** EXERCISE REQUIREMENTS **
Select each line where the word "抱抱举高高" appears.

-*-

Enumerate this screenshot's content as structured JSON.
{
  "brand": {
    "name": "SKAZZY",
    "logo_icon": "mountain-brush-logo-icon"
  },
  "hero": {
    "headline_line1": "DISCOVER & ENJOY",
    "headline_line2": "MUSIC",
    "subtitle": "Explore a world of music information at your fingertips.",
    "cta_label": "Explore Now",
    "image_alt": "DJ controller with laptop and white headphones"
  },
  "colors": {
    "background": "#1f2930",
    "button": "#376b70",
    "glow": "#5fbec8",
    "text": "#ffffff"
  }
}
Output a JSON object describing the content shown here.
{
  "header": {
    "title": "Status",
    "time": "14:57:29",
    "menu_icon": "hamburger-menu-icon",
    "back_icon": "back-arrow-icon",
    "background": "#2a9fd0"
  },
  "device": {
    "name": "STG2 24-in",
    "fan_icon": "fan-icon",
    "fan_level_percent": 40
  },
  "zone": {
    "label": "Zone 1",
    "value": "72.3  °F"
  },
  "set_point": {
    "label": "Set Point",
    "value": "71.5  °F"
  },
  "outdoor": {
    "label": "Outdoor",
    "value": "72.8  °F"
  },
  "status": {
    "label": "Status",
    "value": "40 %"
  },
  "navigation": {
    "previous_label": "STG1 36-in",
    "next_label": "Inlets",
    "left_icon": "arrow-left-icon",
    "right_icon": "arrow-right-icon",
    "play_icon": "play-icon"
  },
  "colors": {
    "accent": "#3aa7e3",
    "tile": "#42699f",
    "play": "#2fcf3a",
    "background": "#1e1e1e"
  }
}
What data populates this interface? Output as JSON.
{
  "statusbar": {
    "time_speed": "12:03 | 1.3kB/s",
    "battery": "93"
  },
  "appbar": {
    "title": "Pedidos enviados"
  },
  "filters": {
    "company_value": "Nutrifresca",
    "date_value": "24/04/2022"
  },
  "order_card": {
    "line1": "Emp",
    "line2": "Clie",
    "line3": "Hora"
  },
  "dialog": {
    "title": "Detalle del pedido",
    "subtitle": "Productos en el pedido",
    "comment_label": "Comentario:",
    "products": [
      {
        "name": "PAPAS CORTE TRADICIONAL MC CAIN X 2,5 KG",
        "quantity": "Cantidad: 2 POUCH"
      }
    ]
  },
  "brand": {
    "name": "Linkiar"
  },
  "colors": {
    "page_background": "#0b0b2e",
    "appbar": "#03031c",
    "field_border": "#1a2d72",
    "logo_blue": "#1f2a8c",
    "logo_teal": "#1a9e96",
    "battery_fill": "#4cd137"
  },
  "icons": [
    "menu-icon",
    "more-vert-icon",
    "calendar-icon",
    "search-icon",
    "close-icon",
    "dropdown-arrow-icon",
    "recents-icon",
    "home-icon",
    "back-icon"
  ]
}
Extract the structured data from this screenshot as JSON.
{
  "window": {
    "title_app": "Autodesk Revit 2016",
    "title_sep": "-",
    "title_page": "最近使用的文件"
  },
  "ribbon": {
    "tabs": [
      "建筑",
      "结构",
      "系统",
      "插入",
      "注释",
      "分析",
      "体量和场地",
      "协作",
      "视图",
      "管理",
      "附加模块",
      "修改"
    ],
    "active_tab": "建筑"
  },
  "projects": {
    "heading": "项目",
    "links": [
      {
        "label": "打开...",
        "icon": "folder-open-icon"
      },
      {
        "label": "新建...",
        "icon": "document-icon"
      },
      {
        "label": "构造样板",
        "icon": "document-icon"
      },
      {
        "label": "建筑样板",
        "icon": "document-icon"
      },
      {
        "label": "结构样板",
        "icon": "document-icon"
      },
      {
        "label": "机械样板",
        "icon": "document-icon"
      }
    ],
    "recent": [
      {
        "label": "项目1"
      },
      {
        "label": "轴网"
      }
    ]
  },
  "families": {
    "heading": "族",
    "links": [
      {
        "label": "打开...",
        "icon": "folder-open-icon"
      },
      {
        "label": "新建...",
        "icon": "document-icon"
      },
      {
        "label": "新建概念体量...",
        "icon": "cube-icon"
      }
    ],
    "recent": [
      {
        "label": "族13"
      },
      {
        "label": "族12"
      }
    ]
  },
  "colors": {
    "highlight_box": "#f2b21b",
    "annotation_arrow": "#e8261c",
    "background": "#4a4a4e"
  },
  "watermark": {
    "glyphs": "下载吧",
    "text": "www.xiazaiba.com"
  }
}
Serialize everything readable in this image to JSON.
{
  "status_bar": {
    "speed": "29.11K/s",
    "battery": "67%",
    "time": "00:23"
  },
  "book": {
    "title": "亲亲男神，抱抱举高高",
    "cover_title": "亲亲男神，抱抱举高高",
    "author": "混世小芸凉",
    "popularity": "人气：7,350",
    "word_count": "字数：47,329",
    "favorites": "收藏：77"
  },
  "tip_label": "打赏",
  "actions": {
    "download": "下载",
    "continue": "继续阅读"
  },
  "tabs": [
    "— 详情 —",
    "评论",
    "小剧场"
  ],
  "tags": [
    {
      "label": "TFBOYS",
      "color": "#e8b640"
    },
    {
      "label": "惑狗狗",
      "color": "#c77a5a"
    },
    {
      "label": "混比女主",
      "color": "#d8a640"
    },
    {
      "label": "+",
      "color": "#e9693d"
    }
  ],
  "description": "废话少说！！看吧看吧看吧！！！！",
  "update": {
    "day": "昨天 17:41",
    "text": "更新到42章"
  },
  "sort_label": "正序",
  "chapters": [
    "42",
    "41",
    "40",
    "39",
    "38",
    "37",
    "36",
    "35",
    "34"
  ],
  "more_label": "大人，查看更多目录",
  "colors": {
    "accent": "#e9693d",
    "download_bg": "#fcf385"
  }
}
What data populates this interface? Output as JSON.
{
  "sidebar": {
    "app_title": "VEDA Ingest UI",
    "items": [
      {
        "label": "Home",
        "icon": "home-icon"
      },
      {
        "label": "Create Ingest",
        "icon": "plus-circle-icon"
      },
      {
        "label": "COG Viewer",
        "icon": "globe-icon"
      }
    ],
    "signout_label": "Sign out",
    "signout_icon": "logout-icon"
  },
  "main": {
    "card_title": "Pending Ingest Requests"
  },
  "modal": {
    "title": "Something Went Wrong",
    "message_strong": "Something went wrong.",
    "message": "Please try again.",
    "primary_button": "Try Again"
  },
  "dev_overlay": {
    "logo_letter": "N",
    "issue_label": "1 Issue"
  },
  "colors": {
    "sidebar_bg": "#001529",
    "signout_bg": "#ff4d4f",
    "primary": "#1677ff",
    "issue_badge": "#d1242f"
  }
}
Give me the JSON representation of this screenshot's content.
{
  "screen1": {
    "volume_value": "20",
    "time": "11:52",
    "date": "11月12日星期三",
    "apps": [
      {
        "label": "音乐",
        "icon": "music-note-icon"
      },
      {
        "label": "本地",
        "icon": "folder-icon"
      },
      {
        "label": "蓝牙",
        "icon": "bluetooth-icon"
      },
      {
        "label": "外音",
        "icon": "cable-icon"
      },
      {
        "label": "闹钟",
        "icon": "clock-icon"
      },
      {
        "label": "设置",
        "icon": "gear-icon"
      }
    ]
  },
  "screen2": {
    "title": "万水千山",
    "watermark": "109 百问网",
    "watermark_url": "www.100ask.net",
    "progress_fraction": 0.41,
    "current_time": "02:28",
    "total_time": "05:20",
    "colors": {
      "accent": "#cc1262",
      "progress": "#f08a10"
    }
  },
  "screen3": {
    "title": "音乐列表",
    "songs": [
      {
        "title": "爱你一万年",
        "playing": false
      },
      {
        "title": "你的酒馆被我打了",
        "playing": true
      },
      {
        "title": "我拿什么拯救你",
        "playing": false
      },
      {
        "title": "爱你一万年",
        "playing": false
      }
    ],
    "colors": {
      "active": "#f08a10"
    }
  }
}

-*-

** THE REPLY **
    "title": "亲亲男神，抱抱举高高",
    "cover_title": "亲亲男神，抱抱举高高",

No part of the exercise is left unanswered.